La scoperta che riscrive la storia di uno dei luoghi più famosi al mondo

È una scoperta che potremmo definire “epocale” quella che vi stiamo per raccontare. La storia di uno dei più affascinanti, iconici e misteriosi monumenti del mondo, grazie a una nuova ricerca, è stata praticamente riscritta. Un’analisi paleoecologica basata sullo studio di pollini fossilizzati è stata in grado di dare un risposta a una delle domande che, dai secoli dei secoli, si pongono gli essere umani.

Come sono state costruite le Piramidi di Giza

Ci troviamo nella terra dei misteri per eccellenza: l’Egitto, e proprio qui prendono vita alcuni dei monumenti dell’antichità più affascinanti e indecifrabili del mondo, soprattutto per quanto riguarda la loro costruzione: le piramidi di Giza. Un enigma che vive da secoli in quanto queste strutture sono delle opere architettoniche di estrema complessità realizzate migliaia di anni fa, ma solo con l’uso di tecnologie rudimentali.

Vi basti pensare all’imponente Piramide di Cheope, edificata più o meno 4.500 anni or sono, che attualmente vanta circa 140 metri di altezza che svettano nel cielo grazie a oltre 2,3 milioni blocchi di pietra da 2,5 tonnellate ciascuno. Non a caso è inserita tra le Sette meraviglie dell’Antichità, ed è l’unica a essere rimasta in piedi fino a oggi.

E un nuovo studio, pubblicato sulla rivista dell’Accademia nazionale delle scienze statunitense (Pnas) che è frutto del lavoro di un gruppo di ricercatori guidati dal Centro Europeo per la Ricerca e l’Insegnamento delle Geoscienze Ambientali (Cerege), in Francia, ci ha svelato in che modo è stata costruita.

I ricercatori, guidati da Hader Sheisha, hanno esaminato i granuli di polline presenti in carote di terreno estratte dall’attuale pianura alluvionale che un tempo ospitava un ramo del Nilo. In questo maniera sono stati in grado di ricostruire la tipologia di vegetazione che era presente all’epoca e gli innalzamenti e abbassamenti delle acque avvenuti nel corso del tempo.

*Elenco dei compiti*.
#1 Ricopia dal testo sulle piramidi di Giza il passo compreso tra "È una scoperta" e "di tecnologie rudimentali.", estremi inclusi.
#2 Secondo il testo sulle piramidi di Giza, chi ha guidato i ricercatori che hanno esaminato i granuli di polline?
#3 Riprendi il testo sulle piramidi di Giza e proseguilo dopo la sua ultima frase.

(Dati per il rilevamento del layout dei documenti)

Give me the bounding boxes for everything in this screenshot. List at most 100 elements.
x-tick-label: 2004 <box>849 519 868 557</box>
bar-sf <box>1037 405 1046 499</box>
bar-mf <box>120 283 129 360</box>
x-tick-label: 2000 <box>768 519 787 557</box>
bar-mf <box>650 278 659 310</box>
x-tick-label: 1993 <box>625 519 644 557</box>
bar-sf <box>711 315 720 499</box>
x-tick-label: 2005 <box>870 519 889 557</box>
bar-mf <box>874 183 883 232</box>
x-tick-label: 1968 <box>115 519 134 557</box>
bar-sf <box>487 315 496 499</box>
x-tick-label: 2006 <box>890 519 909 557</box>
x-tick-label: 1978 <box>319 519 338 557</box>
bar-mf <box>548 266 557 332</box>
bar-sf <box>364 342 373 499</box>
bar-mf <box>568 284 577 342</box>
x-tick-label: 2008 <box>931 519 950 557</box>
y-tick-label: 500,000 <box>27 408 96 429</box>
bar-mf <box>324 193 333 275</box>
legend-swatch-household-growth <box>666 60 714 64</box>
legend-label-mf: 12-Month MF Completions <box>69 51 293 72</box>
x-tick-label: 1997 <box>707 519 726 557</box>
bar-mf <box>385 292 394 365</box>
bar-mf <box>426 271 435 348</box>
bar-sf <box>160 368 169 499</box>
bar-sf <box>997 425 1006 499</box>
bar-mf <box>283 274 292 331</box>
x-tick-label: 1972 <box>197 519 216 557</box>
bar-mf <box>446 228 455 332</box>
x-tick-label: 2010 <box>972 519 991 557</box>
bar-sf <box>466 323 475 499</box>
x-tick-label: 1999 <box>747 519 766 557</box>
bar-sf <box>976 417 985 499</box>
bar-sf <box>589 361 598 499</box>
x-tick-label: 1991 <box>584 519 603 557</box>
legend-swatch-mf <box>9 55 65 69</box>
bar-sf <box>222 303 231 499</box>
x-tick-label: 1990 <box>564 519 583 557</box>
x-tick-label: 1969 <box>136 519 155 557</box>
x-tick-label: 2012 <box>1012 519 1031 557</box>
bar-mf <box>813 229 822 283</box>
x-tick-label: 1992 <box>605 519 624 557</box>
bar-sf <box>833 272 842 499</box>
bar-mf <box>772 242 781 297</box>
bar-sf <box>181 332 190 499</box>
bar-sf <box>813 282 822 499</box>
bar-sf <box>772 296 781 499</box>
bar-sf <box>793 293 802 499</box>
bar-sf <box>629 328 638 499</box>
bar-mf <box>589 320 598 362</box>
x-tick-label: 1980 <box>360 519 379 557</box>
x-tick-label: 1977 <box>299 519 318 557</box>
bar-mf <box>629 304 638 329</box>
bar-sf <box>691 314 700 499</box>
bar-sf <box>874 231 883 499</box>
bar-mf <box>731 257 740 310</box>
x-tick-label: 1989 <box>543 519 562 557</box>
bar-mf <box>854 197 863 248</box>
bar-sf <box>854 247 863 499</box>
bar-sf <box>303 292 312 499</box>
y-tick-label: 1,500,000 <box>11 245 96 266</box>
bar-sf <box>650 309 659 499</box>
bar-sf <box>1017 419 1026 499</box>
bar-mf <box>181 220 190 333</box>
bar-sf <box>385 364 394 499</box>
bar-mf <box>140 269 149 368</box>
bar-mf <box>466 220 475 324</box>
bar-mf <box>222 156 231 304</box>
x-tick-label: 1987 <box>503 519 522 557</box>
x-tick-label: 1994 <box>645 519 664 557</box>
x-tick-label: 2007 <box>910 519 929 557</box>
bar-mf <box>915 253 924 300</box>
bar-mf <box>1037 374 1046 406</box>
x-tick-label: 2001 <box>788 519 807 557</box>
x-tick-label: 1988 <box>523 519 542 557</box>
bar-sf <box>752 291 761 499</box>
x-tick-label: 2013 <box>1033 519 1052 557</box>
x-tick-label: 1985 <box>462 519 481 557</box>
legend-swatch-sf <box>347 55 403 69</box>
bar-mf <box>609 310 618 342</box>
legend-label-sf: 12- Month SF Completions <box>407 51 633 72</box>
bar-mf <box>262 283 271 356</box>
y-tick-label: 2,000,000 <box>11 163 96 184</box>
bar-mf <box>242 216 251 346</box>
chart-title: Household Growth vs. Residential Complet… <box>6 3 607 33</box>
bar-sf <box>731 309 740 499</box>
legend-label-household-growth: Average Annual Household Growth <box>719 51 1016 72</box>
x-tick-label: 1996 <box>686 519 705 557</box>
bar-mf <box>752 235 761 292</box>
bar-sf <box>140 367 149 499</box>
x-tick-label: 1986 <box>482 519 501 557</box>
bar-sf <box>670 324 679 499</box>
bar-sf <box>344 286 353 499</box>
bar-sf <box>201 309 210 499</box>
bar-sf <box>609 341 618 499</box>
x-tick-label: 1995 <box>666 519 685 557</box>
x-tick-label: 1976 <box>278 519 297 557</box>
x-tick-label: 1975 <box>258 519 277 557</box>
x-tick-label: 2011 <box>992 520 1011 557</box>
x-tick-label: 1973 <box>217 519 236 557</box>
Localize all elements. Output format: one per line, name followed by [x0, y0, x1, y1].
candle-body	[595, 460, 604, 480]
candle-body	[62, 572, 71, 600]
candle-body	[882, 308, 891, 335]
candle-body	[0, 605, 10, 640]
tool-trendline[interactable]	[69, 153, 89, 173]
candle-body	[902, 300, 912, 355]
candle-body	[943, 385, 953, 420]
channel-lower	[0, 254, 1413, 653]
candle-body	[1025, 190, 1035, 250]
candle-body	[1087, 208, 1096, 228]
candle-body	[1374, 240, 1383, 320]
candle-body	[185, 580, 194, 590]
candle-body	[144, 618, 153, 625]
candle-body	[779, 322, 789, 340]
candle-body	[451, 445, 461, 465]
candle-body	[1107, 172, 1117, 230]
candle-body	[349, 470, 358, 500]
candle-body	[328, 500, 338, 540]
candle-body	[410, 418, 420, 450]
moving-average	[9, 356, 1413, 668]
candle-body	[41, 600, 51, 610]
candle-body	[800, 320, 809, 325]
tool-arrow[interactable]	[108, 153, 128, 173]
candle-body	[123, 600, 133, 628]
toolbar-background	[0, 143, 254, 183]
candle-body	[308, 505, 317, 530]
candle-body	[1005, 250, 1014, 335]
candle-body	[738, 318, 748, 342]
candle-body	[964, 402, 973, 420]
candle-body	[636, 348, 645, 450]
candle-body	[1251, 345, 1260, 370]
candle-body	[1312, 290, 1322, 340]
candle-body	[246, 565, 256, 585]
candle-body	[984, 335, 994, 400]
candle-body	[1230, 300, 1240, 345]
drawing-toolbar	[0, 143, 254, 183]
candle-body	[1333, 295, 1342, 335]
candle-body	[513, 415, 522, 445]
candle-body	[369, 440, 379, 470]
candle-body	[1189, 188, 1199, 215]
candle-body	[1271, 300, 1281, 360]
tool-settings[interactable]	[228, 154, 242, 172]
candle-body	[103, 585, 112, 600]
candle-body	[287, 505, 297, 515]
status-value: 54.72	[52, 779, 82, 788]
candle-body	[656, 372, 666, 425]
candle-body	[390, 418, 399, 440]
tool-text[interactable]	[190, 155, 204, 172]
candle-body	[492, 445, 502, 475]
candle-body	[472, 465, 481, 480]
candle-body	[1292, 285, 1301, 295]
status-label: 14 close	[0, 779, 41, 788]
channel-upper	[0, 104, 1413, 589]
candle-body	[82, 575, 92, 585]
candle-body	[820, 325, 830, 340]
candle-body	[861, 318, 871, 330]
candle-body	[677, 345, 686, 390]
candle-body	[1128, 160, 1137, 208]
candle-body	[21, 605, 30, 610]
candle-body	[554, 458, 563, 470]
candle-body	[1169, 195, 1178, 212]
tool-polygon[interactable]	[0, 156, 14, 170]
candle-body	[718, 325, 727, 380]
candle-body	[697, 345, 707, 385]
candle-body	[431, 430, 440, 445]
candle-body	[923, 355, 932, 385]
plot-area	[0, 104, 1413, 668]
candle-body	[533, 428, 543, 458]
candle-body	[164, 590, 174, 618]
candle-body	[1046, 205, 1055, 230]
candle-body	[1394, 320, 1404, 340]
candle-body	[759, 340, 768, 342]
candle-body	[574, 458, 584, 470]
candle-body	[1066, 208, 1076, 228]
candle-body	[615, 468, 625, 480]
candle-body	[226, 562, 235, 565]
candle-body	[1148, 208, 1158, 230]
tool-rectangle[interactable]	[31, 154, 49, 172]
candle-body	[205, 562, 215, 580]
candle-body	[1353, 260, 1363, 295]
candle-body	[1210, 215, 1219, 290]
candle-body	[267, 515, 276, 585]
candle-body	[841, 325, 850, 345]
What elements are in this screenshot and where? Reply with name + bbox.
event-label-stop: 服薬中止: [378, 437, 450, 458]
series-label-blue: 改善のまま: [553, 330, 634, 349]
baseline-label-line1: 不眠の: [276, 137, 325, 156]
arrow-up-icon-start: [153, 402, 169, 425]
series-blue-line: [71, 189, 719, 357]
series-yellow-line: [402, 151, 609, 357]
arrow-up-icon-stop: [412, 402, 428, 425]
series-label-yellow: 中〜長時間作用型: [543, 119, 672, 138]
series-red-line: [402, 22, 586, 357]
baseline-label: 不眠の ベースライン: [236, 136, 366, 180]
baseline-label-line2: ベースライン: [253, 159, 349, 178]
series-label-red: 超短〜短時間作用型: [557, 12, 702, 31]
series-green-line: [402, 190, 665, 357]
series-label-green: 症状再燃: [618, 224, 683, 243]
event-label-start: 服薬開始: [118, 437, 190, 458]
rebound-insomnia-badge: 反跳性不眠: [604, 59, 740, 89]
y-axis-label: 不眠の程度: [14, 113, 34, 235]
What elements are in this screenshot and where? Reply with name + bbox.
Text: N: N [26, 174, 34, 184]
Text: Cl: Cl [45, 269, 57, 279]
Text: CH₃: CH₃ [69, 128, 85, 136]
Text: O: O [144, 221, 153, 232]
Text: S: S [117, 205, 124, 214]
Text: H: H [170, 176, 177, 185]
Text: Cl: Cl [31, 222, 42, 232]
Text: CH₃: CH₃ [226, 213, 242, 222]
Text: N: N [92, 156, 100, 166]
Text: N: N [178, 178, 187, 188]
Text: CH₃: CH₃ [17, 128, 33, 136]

*Risposte ai compiti*.
#1
È una scoperta che potremmo definire “epocale” quella che vi stiamo per raccontare. La storia di uno dei più affascinanti, iconici e misteriosi monumenti del mondo, grazie a una nuova ricerca, è stata praticamente riscritta. Un’analisi paleoecologica basata sullo studio di pollini fossilizzati è stata in grado di dare un risposta a una delle domande che, dai secoli dei secoli, si pongono gli essere umani.

Come sono state costruite le Piramidi di Giza

Ci troviamo nella terra dei misteri per eccellenza: l’Egitto, e proprio qui prendono vita alcuni dei monumenti dell’antichità più affascinanti e indecifrabili del mondo, soprattutto per quanto riguarda la loro costruzione: le piramidi di Giza. Un enigma che vive da secoli in quanto queste strutture sono delle opere architettoniche di estrema complessità realizzate migliaia di anni fa, ma solo con l’uso di tecnologie rudimentali.

#2 Hader Sheisha.

#3
Un vero e proprio prodigio ingegneristico che si pensa sia stato eretto grazie a un canale del Nilo oggi scomparso, il “ramo di Khufu”, che consentiva di trasportare verso l’altopiano di Giza le pietre, le provviste e degli altri materiali utili attraverso delle grandi chiatte.

In particolare gli scienziati sono riusciti a fare maggior chiarezza sul paesaggio perduto dell’altopiano egiziano determinando con precisione la presenza del canale e le variazioni di profondità nell’arco di 8mila anni.

Lo studio nel dettaglio

Partiamo dal presupposto che all’epoca della realizzazione delle piramidi, tra 2686 e 2160 a.C., il corso d’acqua era ancora navigabile. Consapevoli di questo, i dati ottenuti hanno rivelato che il livello dell’acqua aumentò di molto durante il cosiddetto Periodo Umido Africano (tra circa 14.800 e 5.500 anni fa). Una crescita che portò alla sostituzione di gran parte del territorio desertico del Sahara con graminacee, alberi e laghi e che fu causata da variazioni nell’orbita della Terra attorno al Sole.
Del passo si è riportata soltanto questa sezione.